>> BEGIN MATERIAL FOR THE TASK
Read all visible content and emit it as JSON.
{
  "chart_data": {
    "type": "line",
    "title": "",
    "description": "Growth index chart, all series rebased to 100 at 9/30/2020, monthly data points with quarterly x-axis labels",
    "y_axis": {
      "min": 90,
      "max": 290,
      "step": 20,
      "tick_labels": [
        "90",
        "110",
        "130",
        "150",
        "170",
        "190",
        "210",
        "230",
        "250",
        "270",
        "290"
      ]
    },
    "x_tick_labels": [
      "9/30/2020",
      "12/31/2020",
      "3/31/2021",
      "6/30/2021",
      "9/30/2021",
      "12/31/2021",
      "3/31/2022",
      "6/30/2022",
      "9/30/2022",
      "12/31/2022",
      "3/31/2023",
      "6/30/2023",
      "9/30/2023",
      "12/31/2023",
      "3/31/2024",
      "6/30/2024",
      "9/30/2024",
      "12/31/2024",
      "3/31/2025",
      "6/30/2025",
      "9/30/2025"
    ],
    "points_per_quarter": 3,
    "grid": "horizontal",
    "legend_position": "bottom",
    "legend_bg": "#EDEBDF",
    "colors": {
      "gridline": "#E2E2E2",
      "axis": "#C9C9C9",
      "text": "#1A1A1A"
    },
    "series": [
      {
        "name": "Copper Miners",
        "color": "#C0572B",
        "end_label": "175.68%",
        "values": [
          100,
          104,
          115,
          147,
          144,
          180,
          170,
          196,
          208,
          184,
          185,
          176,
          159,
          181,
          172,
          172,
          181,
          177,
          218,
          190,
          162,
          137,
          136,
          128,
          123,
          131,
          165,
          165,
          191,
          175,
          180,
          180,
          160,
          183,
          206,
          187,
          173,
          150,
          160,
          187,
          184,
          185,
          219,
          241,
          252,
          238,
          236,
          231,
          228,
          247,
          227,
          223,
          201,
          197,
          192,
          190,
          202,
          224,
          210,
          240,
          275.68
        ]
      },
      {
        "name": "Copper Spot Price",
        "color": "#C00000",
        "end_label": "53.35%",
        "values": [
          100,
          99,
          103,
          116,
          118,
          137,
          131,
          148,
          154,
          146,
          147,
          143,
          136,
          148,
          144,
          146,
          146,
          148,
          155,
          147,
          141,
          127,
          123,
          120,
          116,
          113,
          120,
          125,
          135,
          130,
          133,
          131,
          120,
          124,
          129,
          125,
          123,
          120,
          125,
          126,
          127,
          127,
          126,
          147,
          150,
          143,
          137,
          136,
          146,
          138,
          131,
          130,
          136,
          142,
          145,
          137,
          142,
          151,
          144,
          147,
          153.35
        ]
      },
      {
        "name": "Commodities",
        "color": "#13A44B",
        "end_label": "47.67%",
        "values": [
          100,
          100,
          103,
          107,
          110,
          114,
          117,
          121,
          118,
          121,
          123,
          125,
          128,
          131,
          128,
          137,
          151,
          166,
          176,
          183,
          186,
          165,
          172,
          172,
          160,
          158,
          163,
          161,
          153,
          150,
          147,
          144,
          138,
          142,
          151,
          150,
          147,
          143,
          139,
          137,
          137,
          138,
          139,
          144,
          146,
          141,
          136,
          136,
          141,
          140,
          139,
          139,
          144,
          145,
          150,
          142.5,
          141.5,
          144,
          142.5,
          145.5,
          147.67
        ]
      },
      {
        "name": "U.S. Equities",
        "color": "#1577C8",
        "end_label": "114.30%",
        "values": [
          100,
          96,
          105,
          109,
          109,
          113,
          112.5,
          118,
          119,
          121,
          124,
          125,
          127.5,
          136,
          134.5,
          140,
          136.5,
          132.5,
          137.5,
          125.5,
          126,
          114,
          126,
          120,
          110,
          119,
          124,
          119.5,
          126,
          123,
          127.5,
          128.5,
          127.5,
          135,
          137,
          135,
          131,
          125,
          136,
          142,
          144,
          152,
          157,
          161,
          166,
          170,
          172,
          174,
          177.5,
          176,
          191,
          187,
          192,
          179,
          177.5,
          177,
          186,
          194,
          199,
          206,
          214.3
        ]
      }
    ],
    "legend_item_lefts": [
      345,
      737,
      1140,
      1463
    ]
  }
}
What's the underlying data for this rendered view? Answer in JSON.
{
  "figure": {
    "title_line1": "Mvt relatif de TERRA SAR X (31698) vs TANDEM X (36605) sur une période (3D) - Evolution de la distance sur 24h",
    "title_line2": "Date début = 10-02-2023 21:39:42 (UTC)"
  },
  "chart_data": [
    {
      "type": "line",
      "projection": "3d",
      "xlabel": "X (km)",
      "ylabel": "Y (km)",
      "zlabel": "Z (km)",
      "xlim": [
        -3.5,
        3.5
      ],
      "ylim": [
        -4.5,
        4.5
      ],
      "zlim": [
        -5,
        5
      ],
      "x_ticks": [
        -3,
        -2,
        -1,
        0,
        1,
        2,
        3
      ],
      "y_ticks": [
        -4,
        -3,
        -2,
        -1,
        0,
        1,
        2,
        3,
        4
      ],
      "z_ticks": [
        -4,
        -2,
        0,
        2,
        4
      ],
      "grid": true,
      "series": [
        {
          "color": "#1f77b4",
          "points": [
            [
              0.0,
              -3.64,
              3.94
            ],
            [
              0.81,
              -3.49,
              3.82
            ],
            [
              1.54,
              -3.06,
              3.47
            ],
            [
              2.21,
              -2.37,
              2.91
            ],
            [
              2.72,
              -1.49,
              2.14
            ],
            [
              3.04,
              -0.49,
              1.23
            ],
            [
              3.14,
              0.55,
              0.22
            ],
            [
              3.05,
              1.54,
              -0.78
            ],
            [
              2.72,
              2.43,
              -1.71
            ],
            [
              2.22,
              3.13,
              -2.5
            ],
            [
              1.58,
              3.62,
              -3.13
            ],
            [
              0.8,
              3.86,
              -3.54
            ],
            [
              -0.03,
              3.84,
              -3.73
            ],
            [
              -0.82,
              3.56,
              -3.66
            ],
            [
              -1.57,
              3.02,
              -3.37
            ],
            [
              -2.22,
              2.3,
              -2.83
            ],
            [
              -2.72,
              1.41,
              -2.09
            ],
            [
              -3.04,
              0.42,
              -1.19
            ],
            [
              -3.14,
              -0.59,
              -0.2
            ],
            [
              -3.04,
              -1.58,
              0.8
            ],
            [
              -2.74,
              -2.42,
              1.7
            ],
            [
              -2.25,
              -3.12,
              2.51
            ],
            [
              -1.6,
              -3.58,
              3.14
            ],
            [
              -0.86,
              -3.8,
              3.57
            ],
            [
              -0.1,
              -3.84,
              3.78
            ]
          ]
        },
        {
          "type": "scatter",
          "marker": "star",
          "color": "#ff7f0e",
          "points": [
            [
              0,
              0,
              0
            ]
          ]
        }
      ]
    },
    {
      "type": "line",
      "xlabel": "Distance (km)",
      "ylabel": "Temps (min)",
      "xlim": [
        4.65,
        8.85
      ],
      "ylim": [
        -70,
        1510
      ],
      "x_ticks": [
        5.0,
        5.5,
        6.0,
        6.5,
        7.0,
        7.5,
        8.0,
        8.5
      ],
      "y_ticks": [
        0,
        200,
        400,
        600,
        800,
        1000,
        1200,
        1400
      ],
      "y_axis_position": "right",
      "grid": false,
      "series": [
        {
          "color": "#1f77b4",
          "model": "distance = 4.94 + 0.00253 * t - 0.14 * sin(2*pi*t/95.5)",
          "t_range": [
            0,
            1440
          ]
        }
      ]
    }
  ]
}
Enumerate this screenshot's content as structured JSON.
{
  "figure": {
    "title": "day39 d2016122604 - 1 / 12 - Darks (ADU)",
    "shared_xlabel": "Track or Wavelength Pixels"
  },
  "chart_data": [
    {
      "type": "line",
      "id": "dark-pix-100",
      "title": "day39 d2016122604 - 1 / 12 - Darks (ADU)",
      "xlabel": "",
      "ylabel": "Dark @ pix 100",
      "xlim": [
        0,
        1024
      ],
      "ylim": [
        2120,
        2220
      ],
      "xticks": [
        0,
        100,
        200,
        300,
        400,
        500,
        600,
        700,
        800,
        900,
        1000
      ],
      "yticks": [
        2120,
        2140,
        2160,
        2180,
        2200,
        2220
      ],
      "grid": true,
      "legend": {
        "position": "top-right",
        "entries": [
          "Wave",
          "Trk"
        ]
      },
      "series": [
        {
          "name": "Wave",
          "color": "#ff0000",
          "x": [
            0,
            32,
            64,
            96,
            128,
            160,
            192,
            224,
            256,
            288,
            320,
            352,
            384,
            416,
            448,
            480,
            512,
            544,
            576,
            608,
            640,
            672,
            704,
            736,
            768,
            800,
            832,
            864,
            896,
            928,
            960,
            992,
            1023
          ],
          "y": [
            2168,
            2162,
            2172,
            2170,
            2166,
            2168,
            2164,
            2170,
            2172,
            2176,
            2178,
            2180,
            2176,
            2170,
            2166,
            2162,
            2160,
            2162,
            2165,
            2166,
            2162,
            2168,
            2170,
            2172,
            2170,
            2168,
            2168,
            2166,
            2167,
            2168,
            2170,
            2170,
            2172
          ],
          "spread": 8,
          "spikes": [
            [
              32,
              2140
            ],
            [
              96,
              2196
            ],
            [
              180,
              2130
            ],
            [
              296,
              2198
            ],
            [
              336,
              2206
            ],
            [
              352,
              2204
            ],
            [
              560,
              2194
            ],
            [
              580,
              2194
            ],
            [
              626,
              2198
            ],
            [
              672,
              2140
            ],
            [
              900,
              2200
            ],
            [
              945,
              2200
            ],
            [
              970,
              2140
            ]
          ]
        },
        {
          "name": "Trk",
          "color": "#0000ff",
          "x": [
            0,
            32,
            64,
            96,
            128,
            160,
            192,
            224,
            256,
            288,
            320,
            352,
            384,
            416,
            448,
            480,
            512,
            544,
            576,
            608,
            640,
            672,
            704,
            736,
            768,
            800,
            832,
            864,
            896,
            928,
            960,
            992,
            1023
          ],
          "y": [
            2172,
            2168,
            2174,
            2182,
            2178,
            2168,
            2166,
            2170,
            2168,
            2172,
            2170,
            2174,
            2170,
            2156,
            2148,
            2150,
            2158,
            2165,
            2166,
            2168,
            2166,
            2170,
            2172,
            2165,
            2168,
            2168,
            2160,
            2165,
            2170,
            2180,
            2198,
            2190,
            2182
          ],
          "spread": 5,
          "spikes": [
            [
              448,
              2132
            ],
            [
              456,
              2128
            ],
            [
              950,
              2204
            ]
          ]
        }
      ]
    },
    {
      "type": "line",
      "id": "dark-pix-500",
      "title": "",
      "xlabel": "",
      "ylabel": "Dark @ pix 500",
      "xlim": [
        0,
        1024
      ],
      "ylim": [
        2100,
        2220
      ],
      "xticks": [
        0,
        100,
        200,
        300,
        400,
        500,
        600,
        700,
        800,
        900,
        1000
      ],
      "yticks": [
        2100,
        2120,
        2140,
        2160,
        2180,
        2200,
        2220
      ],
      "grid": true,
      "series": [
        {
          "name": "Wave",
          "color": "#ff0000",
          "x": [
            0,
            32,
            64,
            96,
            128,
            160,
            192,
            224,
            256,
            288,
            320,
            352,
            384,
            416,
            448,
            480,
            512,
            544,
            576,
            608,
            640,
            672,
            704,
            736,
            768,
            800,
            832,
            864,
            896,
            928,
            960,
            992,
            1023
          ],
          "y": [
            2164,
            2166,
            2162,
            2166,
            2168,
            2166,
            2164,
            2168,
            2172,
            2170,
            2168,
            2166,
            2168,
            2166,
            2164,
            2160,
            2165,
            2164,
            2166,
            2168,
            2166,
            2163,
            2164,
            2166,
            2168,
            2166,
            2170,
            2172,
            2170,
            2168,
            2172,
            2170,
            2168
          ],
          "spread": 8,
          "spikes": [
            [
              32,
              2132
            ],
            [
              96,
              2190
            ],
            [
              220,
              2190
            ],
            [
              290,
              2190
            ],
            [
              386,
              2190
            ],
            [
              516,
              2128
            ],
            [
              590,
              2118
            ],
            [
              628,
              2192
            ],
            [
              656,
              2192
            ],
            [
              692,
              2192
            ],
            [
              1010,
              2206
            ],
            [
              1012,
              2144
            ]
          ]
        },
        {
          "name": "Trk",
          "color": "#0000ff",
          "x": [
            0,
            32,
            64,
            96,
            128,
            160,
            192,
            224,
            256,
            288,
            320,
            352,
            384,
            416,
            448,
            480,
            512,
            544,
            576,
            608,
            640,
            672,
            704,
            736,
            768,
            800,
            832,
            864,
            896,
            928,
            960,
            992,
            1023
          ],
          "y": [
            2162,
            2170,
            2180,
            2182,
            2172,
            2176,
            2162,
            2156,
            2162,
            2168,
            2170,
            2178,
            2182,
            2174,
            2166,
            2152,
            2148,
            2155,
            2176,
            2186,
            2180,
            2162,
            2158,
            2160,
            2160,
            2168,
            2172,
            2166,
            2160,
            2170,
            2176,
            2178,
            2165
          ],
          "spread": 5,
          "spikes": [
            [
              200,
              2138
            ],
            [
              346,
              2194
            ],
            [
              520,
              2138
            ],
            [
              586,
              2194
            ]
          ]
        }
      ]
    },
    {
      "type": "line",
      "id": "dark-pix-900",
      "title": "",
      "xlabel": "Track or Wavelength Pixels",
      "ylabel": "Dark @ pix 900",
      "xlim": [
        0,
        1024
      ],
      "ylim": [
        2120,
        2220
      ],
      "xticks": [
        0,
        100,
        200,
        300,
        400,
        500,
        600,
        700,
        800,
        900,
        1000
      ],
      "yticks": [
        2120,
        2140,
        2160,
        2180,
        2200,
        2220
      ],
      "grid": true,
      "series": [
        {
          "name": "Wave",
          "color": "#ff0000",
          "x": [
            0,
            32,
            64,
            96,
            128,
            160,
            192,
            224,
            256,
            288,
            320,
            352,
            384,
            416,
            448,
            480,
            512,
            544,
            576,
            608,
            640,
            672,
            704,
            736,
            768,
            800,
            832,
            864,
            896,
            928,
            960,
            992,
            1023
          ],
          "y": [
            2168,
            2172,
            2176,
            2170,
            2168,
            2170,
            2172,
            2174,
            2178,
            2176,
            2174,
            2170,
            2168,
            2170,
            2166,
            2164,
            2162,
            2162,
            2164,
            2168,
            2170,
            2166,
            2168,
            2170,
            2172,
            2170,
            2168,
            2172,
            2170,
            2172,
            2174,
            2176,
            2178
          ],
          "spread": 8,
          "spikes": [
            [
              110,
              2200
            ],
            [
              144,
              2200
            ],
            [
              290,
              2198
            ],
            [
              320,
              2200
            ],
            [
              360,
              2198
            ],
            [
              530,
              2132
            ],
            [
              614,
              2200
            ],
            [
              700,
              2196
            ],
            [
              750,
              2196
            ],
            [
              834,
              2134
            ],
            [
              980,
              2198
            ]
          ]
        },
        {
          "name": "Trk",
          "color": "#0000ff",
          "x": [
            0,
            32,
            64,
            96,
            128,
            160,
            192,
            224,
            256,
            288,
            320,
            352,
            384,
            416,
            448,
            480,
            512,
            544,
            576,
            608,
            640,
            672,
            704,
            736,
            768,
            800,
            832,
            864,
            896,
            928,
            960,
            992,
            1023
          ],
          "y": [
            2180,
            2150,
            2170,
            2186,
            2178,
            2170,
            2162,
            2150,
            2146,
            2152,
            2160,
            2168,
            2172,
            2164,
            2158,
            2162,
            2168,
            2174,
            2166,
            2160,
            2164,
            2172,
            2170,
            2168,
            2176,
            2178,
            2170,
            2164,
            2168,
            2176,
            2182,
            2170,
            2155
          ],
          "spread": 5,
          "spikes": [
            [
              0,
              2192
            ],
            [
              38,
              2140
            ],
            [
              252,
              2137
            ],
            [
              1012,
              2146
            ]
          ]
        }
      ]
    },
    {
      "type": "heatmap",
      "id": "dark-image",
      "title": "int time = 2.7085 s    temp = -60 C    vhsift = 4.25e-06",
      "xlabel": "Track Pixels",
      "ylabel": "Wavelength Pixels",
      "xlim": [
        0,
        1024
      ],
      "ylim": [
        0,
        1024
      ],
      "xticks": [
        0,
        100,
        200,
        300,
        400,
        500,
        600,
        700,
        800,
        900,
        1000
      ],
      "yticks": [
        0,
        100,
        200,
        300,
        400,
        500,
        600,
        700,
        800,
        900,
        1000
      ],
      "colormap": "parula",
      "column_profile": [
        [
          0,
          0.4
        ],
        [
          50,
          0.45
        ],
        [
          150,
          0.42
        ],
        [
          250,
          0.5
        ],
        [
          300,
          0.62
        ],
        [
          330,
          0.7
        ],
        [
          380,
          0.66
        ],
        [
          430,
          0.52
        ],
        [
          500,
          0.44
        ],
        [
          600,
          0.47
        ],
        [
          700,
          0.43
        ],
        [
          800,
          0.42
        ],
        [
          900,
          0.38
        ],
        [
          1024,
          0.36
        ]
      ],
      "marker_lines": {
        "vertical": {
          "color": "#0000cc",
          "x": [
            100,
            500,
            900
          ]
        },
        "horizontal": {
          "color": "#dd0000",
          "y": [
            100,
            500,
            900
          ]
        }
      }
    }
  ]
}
>> END MATERIAL FOR THE TASK
* AIM *
Every line holding "Darks" should be copied out.

* ANSWER *
    "title": "day39 d2016122604 - 1 / 12 - Darks (ADU)",
      "title": "day39 d2016122604 - 1 / 12 - Darks (ADU)",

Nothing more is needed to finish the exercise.